Please restate the following records word for word.

■ **AVAILABLE DATA**:
------------------------------------
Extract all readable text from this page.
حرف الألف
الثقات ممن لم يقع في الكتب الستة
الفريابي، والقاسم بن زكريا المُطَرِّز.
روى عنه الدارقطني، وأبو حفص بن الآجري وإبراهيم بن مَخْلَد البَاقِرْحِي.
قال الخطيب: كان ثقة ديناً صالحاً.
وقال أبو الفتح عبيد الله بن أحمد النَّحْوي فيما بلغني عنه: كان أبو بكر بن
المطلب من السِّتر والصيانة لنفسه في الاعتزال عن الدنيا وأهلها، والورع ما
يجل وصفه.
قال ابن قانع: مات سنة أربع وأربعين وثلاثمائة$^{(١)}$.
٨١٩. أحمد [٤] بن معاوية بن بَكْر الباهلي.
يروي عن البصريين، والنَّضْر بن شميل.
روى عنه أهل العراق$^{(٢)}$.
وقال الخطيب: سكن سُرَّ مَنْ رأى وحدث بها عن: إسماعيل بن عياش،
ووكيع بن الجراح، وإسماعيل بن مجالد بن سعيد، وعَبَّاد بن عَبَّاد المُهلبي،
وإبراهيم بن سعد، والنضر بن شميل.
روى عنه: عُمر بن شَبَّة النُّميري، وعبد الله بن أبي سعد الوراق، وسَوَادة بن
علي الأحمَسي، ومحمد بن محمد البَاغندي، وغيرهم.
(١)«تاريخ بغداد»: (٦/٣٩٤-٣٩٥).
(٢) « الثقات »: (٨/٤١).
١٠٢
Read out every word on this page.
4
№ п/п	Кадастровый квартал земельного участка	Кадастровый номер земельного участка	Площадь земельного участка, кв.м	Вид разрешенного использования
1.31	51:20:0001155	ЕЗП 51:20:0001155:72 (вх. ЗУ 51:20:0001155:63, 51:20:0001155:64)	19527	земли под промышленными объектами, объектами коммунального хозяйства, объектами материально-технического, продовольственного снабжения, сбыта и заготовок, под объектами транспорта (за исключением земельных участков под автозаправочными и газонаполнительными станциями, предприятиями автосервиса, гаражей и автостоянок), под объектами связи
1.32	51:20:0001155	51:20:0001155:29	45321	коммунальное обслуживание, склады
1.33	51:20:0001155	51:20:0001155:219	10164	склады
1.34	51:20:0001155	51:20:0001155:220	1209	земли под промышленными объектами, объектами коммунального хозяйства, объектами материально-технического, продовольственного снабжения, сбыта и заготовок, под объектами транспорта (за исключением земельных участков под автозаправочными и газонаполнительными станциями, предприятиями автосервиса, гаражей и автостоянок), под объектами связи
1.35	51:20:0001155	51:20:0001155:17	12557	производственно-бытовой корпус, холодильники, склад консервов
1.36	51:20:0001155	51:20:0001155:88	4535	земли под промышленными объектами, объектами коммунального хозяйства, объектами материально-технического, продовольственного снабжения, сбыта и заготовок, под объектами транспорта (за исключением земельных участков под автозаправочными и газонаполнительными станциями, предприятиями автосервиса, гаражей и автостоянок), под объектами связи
------------------------------------
■ **ANSWER TO THIS PROBLEM**:
Extract all readable text from this page.
حرف الألف
الثقات ممن لم يقع في الكتب الستة
الفريابي، والقاسم بن زكريا المُطَرِّز.
روى عنه الدارقطني، وأبو حفص بن الآجري وإبراهيم بن مَخْلَد البَاقِرْحِي.
قال الخطيب: كان ثقة ديناً صالحاً.
وقال أبو الفتح عبيد الله بن أحمد النَّحْوي فيما بلغني عنه: كان أبو بكر بن
المطلب من السِّتر والصيانة لنفسه في الاعتزال عن الدنيا وأهلها، والورع ما
يجل وصفه.
قال ابن قانع: مات سنة أربع وأربعين وثلاثمائة$^{(١)}$.
٨١٩. أحمد [٤] بن معاوية بن بَكْر الباهلي.
يروي عن البصريين، والنَّضْر بن شميل.
روى عنه أهل العراق$^{(٢)}$.
وقال الخطيب: سكن سُرَّ مَنْ رأى وحدث بها عن: إسماعيل بن عياش،
ووكيع بن الجراح، وإسماعيل بن مجالد بن سعيد، وعَبَّاد بن عَبَّاد المُهلبي،
وإبراهيم بن سعد، والنضر بن شميل.
روى عنه: عُمر بن شَبَّة النُّميري، وعبد الله بن أبي سعد الوراق، وسَوَادة بن
علي الأحمَسي، ومحمد بن محمد البَاغندي، وغيرهم.
(١)«تاريخ بغداد»: (٦/٣٩٤-٣٩٥).
(٢) « الثقات »: (٨/٤١).
١٠٢
Read out every word on this page.
4
№ п/п	Кадастровый квартал земельного участка	Кадастровый номер земельного участка	Площадь земельного участка, кв.м	Вид разрешенного использования
1.31	51:20:0001155	ЕЗП 51:20:0001155:72 (вх. ЗУ 51:20:0001155:63, 51:20:0001155:64)	19527	земли под промышленными объектами, объектами коммунального хозяйства, объектами материально-технического, продовольственного снабжения, сбыта и заготовок, под объектами транспорта (за исключением земельных участков под автозаправочными и газонаполнительными станциями, предприятиями автосервиса, гаражей и автостоянок), под объектами связи
1.32	51:20:0001155	51:20:0001155:29	45321	коммунальное обслуживание, склады
1.33	51:20:0001155	51:20:0001155:219	10164	склады
1.34	51:20:0001155	51:20:0001155:220	1209	земли под промышленными объектами, объектами коммунального хозяйства, объектами материально-технического, продовольственного снабжения, сбыта и заготовок, под объектами транспорта (за исключением земельных участков под автозаправочными и газонаполнительными станциями, предприятиями автосервиса, гаражей и автостоянок), под объектами связи
1.35	51:20:0001155	51:20:0001155:17	12557	производственно-бытовой корпус, холодильники, склад консервов
1.36	51:20:0001155	51:20:0001155:88	4535	земли под промышленными объектами, объектами коммунального хозяйства, объектами материально-технического, продовольственного снабжения, сбыта и заготовок, под объектами транспорта (за исключением земельных участков под автозаправочными и газонаполнительными станциями, предприятиями автосервиса, гаражей и автостоянок), под объектами связи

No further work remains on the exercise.